*What is being asked*: Look through the records below and collect all lines that hold the string "灵活地解决实际问题".

*Some records*:
------------------------

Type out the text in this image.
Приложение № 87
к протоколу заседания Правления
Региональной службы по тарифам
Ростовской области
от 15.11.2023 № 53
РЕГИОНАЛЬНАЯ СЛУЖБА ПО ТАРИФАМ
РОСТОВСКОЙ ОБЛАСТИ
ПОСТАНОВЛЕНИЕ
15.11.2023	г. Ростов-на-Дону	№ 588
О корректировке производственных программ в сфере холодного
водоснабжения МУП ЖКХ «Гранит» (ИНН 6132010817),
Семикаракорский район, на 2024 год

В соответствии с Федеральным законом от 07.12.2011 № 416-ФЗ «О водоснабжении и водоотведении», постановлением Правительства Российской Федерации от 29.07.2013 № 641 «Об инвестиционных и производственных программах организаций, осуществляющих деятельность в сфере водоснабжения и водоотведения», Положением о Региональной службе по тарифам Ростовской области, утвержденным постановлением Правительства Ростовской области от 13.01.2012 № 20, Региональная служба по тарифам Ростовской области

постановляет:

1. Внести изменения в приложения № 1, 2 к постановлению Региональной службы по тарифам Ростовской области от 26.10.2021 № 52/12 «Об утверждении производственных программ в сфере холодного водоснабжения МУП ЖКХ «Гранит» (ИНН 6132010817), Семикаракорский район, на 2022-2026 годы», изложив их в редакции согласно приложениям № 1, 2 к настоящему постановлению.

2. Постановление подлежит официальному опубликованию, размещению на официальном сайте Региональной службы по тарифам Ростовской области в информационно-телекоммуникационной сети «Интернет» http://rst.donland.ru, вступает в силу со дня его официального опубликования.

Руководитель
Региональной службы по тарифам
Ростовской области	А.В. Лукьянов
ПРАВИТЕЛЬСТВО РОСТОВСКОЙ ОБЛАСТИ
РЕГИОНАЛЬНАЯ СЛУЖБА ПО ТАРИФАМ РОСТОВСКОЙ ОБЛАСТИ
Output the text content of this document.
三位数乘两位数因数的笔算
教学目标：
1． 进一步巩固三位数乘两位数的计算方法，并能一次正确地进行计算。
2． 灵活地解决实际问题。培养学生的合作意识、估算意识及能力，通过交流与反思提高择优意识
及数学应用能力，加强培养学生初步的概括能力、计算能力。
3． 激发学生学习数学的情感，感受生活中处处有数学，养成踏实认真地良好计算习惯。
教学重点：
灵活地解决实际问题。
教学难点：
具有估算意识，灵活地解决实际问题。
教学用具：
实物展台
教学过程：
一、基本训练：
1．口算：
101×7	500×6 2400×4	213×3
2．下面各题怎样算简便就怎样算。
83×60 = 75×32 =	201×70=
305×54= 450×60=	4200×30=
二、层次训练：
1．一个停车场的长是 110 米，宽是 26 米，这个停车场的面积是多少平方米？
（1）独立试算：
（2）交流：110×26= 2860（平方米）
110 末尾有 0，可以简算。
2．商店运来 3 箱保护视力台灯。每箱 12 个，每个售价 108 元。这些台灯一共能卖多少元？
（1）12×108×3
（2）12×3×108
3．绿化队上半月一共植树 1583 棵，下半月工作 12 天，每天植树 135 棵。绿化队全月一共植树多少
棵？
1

------------------------

*In response*:
2． 灵活地解决实际问题。培养学生的合作意识、估算意识及能力，通过交流与反思提高择优意识
灵活地解决实际问题。
具有估算意识，灵活地解决实际问题。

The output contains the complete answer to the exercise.